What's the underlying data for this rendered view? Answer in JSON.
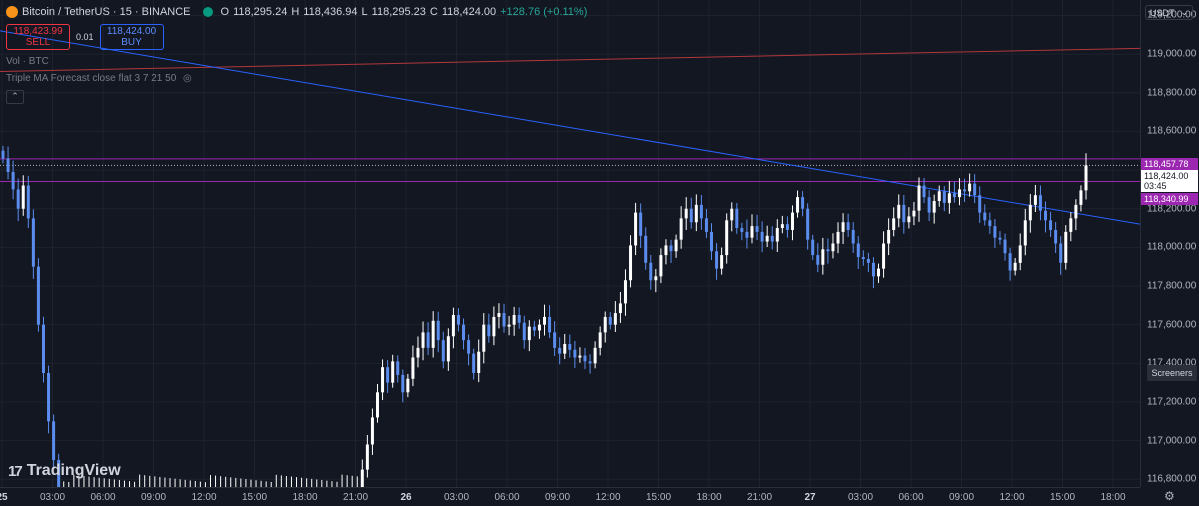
{
  "header": {
    "symbol": "Bitcoin / TetherUS · 15 · BINANCE",
    "o_label": "O",
    "o_value": "118,295.24",
    "h_label": "H",
    "h_value": "118,436.94",
    "l_label": "L",
    "l_value": "118,295.23",
    "c_label": "C",
    "c_value": "118,424.00",
    "change": "+128.76 (+0.11%)"
  },
  "trade": {
    "sell_price": "118,423.99",
    "sell_label": "SELL",
    "quantity": "0.01",
    "buy_price": "118,424.00",
    "buy_label": "BUY"
  },
  "indicators": {
    "volume": "Vol · BTC",
    "triple_ma": "Triple MA Forecast close flat 3 7 21 50"
  },
  "currency": "USDT",
  "screeners": "Screeners",
  "brand": "TradingView",
  "colors": {
    "up": "#ffffff",
    "down": "#5b8def",
    "ma_red": "#b2373b",
    "trend_blue": "#2962ff",
    "marker_purple": "#9c27b0"
  },
  "price_labels": {
    "upper_marker": "118,457.78",
    "current_price": "118,424.00",
    "countdown": "03:45",
    "lower_marker": "118,340.99"
  },
  "chart_data": {
    "type": "candlestick",
    "y_axis_ticks": [
      "119,200.00",
      "119,000.00",
      "118,800.00",
      "118,600.00",
      "118,400.00",
      "118,200.00",
      "118,000.00",
      "117,800.00",
      "117,600.00",
      "117,400.00",
      "117,200.00",
      "117,000.00",
      "116,800.00"
    ],
    "x_axis_ticks": [
      "25",
      "03:00",
      "06:00",
      "09:00",
      "12:00",
      "15:00",
      "18:00",
      "21:00",
      "26",
      "03:00",
      "06:00",
      "09:00",
      "12:00",
      "15:00",
      "18:00",
      "21:00",
      "27",
      "03:00",
      "06:00",
      "09:00",
      "12:00",
      "15:00",
      "18:00"
    ],
    "ylim": [
      116760,
      119280
    ],
    "current_price": 118424,
    "horizontal_lines": [
      118457.78,
      118340.99
    ],
    "ma_line": {
      "from": 118910,
      "to": 119030
    },
    "trend_line": {
      "from": 119120,
      "to": 118120
    },
    "closes": [
      118460,
      118390,
      118300,
      118200,
      118320,
      118150,
      117900,
      117600,
      117350,
      117100,
      116900,
      116760,
      116760,
      116760,
      116760,
      116760,
      116760,
      116760,
      116760,
      116760,
      116760,
      116760,
      116760,
      116760,
      116760,
      116760,
      116760,
      116760,
      116760,
      116760,
      116760,
      116760,
      116760,
      116760,
      116760,
      116760,
      116760,
      116760,
      116760,
      116760,
      116760,
      116760,
      116760,
      116760,
      116760,
      116760,
      116760,
      116760,
      116760,
      116760,
      116760,
      116760,
      116760,
      116760,
      116760,
      116760,
      116760,
      116760,
      116760,
      116760,
      116760,
      116760,
      116760,
      116760,
      116760,
      116760,
      116760,
      116760,
      116760,
      116760,
      116760,
      116850,
      116980,
      117120,
      117250,
      117380,
      117300,
      117410,
      117340,
      117250,
      117320,
      117430,
      117480,
      117560,
      117480,
      117620,
      117520,
      117410,
      117540,
      117650,
      117600,
      117520,
      117450,
      117350,
      117460,
      117600,
      117540,
      117640,
      117660,
      117590,
      117600,
      117650,
      117610,
      117520,
      117590,
      117570,
      117600,
      117640,
      117560,
      117480,
      117450,
      117500,
      117470,
      117430,
      117440,
      117410,
      117400,
      117480,
      117560,
      117640,
      117600,
      117660,
      117710,
      117830,
      118010,
      118180,
      118060,
      117920,
      117830,
      117850,
      117960,
      118010,
      117980,
      118040,
      118150,
      118200,
      118130,
      118220,
      118150,
      118080,
      117980,
      117890,
      117960,
      118140,
      118200,
      118100,
      118080,
      118050,
      118110,
      118080,
      118030,
      118060,
      118030,
      118100,
      118120,
      118090,
      118180,
      118260,
      118200,
      118040,
      117960,
      117910,
      117990,
      117980,
      118020,
      118080,
      118130,
      118090,
      118020,
      117950,
      117940,
      117920,
      117850,
      117890,
      118020,
      118090,
      118150,
      118220,
      118130,
      118160,
      118190,
      118320,
      118260,
      118180,
      118240,
      118290,
      118230,
      118280,
      118260,
      118300,
      118290,
      118330,
      118270,
      118180,
      118140,
      118110,
      118050,
      118040,
      117970,
      117880,
      117920,
      118010,
      118140,
      118220,
      118270,
      118190,
      118140,
      118090,
      118020,
      117920,
      118080,
      118150,
      118220,
      118295,
      118424
    ]
  }
}
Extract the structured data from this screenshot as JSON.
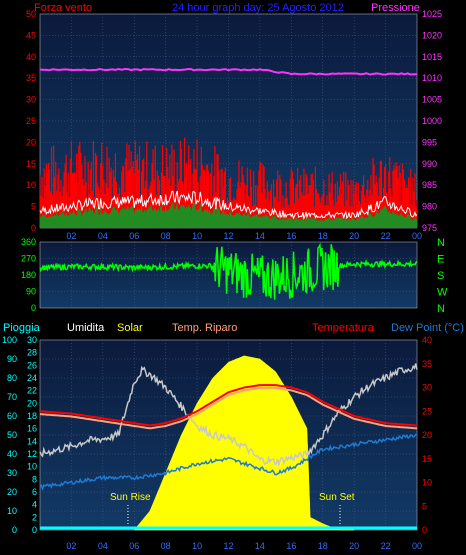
{
  "colors": {
    "background": "#000000",
    "plot_top": "#0b1a3c",
    "plot_bottom": "#123a66",
    "wind_gust": "#ff0000",
    "wind_avg": "#ffffff",
    "wind_fill": "#228b22",
    "pressure": "#ff33ff",
    "direction": "#00ff00",
    "temperature": "#ff0000",
    "temp_shade": "#ffa07a",
    "humidity": "#c8c8c8",
    "dew_point": "#1e7bd2",
    "solar": "#ffff00",
    "rain": "#00ffff",
    "axis_left_top": "#ff0000",
    "axis_right_top": "#ff33ff",
    "axis_mid": "#00ff00",
    "axis_rain": "#00ffff",
    "axis_temp": "#ff0000"
  },
  "top": {
    "left_title": "Forza vento",
    "center_title": "24 hour graph day:  25 Agosto 2012",
    "right_title": "Pressione"
  },
  "legend": {
    "rain": "Pioggia",
    "humidity": "Umidita",
    "solar": "Solar",
    "temp_shade": "Temp. Riparo",
    "temperature": "Temperatura",
    "dew_point": "Dew Point (°C)"
  },
  "annotations": {
    "sunrise": "Sun Rise",
    "sunset": "Sun Set"
  },
  "chart_data": [
    {
      "type": "line",
      "name": "wind-pressure",
      "x_ticks": [
        "02",
        "04",
        "06",
        "08",
        "10",
        "12",
        "14",
        "16",
        "18",
        "20",
        "22",
        "00"
      ],
      "x_range_hours": [
        0,
        24
      ],
      "y_left_ticks": [
        0,
        5,
        10,
        15,
        20,
        25,
        30,
        35,
        40,
        45,
        50
      ],
      "y_left_range": [
        0,
        50
      ],
      "y_right_ticks": [
        975,
        980,
        985,
        990,
        995,
        1000,
        1005,
        1010,
        1015,
        1020,
        1025
      ],
      "y_right_range": [
        975,
        1025
      ],
      "series": [
        {
          "key": "gust",
          "hours": [
            0,
            2,
            4,
            6,
            8,
            10,
            12,
            14,
            16,
            18,
            20,
            22,
            24
          ],
          "values": [
            12,
            13,
            14,
            13,
            13,
            14,
            11,
            10,
            9,
            9,
            8,
            12,
            8
          ]
        },
        {
          "key": "avg",
          "hours": [
            0,
            2,
            4,
            6,
            8,
            10,
            12,
            14,
            16,
            18,
            20,
            22,
            24
          ],
          "values": [
            4,
            5,
            6,
            6,
            7,
            7,
            5,
            4,
            3,
            3,
            3,
            6,
            3
          ]
        },
        {
          "key": "pressure",
          "hours": [
            0,
            2,
            4,
            6,
            8,
            10,
            12,
            14,
            16,
            18,
            20,
            22,
            24
          ],
          "values": [
            1012,
            1012,
            1012,
            1012,
            1012,
            1012,
            1012,
            1012,
            1011,
            1011,
            1011,
            1011,
            1011
          ]
        }
      ]
    },
    {
      "type": "line",
      "name": "wind-direction",
      "y_ticks": [
        0,
        90,
        180,
        270,
        360
      ],
      "y_range": [
        0,
        360
      ],
      "y_right_ticks": [
        "N",
        "W",
        "S",
        "E",
        "N"
      ],
      "series": [
        {
          "key": "direction",
          "hours": [
            0,
            2,
            4,
            6,
            8,
            10,
            11,
            12,
            14,
            16,
            18,
            20,
            22,
            24
          ],
          "values": [
            220,
            225,
            225,
            220,
            225,
            230,
            230,
            200,
            160,
            180,
            220,
            240,
            240,
            240
          ]
        }
      ]
    },
    {
      "type": "line",
      "name": "temperature-humidity-solar",
      "y_left_ticks": [
        0,
        10,
        20,
        30,
        40,
        50,
        60,
        70,
        80,
        90,
        100
      ],
      "y_left_range": [
        0,
        100
      ],
      "y_inner_ticks": [
        0,
        2,
        4,
        6,
        8,
        10,
        12,
        14,
        16,
        18,
        20,
        22,
        24,
        26,
        28,
        30
      ],
      "y_right_ticks": [
        0,
        5,
        10,
        15,
        20,
        25,
        30,
        35,
        40
      ],
      "y_right_range": [
        0,
        40
      ],
      "series": [
        {
          "key": "temperature",
          "hours": [
            0,
            2,
            4,
            6,
            7,
            8,
            9,
            10,
            11,
            12,
            13,
            14,
            15,
            16,
            17,
            18,
            20,
            22,
            24
          ],
          "values": [
            25,
            24.5,
            23.5,
            22.5,
            22,
            22.5,
            23.5,
            25,
            27,
            29,
            30,
            30.5,
            30.5,
            30,
            29,
            27,
            24,
            22.5,
            22
          ]
        },
        {
          "key": "humidity",
          "hours": [
            0,
            1,
            2,
            3,
            4,
            5,
            6,
            6.5,
            7,
            8,
            9,
            10,
            11,
            12,
            13,
            14,
            15,
            16,
            17,
            18,
            19,
            20,
            21,
            22,
            23,
            24
          ],
          "values": [
            40,
            42,
            44,
            47,
            48,
            50,
            78,
            84,
            82,
            75,
            65,
            55,
            50,
            48,
            44,
            37,
            36,
            38,
            40,
            50,
            62,
            70,
            76,
            80,
            84,
            86
          ]
        },
        {
          "key": "dew_point",
          "hours": [
            0,
            2,
            4,
            6,
            8,
            10,
            12,
            13,
            14,
            15,
            16,
            18,
            20,
            22,
            24
          ],
          "values": [
            9,
            10,
            11,
            11,
            12,
            14,
            15,
            14,
            13,
            12,
            13,
            17,
            18,
            19,
            20
          ]
        },
        {
          "key": "solar_scaled",
          "hours": [
            6,
            7,
            8,
            9,
            10,
            11,
            12,
            13,
            14,
            15,
            16,
            17,
            17.2,
            18,
            19,
            20
          ],
          "values": [
            0,
            3,
            9,
            15,
            20,
            24,
            26.5,
            27.5,
            27,
            25,
            21,
            16,
            2,
            1,
            0,
            0
          ]
        },
        {
          "key": "rain",
          "hours": [
            0,
            24
          ],
          "values": [
            0,
            0
          ]
        }
      ],
      "sunrise_hour": 5.6,
      "sunset_hour": 19.1
    }
  ]
}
....
§ **TO DO**: Among the entries above, identify all lines with "direction" and copy them.

§ **RESPONSE FOR THIS EXERCISE**:
    "direction": "#00ff00",
      "name": "wind-direction",
          "key": "direction",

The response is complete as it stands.